Given request
In the entries below, find the lines that contain the word "Blue" and copy them.

Listed entries
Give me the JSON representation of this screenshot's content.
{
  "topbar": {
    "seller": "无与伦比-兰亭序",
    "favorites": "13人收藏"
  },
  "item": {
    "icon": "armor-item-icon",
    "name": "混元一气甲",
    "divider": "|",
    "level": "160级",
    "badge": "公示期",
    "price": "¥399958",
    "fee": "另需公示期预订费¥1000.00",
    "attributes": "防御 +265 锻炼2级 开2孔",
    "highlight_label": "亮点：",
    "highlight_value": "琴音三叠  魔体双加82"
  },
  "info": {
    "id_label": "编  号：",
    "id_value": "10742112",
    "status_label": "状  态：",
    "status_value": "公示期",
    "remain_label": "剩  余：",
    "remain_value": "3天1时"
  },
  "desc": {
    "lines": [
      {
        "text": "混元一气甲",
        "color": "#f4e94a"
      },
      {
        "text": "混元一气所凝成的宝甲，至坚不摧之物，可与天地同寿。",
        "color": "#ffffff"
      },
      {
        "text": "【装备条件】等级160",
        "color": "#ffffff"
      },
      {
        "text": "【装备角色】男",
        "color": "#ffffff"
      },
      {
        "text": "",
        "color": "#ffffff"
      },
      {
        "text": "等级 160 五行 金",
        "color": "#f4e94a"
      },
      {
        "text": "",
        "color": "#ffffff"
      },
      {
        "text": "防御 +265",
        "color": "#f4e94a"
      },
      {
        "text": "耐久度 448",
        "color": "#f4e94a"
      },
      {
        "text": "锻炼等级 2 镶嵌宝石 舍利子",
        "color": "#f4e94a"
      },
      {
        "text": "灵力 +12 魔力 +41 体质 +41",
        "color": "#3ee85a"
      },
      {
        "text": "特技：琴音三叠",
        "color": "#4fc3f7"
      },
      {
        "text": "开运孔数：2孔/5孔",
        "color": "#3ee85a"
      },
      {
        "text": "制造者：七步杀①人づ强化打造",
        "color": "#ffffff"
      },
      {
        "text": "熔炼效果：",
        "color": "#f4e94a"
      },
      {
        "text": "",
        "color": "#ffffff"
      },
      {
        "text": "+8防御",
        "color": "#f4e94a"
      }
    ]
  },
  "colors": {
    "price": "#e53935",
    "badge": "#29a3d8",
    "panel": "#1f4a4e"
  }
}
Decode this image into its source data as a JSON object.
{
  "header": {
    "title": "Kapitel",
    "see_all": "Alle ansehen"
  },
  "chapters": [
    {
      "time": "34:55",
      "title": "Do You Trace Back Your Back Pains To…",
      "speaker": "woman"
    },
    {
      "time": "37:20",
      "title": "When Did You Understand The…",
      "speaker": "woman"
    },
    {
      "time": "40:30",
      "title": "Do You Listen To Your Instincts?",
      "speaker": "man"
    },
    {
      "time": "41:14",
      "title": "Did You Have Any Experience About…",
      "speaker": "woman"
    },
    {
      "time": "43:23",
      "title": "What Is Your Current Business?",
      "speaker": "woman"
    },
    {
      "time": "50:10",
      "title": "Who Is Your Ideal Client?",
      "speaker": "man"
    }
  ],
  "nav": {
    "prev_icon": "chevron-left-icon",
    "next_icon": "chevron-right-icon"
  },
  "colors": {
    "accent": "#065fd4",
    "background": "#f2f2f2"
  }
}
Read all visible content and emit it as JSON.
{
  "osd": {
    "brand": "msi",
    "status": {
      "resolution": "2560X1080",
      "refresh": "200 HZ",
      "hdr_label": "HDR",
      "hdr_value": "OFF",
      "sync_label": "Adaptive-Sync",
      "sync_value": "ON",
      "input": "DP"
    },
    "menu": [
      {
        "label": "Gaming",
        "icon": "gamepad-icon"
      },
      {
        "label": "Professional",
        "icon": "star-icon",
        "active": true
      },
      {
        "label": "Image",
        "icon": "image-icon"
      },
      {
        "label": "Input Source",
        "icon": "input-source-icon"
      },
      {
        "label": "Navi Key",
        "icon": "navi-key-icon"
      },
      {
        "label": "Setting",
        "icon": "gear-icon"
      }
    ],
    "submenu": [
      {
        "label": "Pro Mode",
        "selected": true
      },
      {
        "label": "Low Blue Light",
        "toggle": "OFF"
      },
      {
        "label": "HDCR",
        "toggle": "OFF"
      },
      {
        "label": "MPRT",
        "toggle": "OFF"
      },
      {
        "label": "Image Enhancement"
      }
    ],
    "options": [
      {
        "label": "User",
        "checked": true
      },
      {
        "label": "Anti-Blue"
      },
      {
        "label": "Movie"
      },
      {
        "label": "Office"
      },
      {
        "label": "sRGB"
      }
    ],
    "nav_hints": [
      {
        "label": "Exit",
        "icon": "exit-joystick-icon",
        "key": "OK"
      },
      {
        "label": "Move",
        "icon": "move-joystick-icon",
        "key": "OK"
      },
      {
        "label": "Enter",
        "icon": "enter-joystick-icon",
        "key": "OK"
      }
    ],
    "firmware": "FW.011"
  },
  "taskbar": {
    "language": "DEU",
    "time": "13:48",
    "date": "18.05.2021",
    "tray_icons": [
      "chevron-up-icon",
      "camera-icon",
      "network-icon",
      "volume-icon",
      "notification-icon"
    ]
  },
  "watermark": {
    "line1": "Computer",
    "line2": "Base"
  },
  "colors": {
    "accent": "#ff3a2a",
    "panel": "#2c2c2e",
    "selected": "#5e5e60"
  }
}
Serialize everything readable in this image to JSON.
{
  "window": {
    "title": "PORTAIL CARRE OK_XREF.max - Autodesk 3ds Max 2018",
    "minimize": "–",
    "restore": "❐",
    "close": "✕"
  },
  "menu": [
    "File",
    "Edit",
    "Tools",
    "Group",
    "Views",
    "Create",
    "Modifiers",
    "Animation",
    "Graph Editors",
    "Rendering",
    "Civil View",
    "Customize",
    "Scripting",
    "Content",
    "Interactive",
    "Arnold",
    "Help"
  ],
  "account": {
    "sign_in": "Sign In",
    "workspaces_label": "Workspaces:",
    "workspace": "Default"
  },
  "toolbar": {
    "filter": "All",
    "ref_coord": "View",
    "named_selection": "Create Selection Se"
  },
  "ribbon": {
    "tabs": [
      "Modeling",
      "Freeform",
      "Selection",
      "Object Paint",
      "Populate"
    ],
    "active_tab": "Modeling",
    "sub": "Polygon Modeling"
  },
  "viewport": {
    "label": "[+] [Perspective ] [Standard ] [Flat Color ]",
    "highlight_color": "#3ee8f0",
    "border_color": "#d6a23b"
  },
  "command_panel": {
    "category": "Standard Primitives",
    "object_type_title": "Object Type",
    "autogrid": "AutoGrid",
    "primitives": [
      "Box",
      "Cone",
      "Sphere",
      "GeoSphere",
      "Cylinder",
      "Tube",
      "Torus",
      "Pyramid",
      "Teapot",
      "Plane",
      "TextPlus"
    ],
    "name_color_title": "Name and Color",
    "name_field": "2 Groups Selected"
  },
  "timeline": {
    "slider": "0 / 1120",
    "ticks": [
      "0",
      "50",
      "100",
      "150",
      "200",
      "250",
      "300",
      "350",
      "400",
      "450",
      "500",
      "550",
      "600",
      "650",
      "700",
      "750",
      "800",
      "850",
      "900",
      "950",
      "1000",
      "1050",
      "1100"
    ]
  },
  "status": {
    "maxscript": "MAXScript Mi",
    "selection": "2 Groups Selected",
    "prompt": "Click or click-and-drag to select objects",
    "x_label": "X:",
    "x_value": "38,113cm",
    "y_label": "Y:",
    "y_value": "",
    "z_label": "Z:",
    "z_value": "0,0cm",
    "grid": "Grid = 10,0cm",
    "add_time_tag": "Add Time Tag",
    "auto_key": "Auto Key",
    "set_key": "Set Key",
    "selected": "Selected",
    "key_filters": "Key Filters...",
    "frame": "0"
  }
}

Written solution
        "label": "Low Blue Light",
        "label": "Anti-Blue"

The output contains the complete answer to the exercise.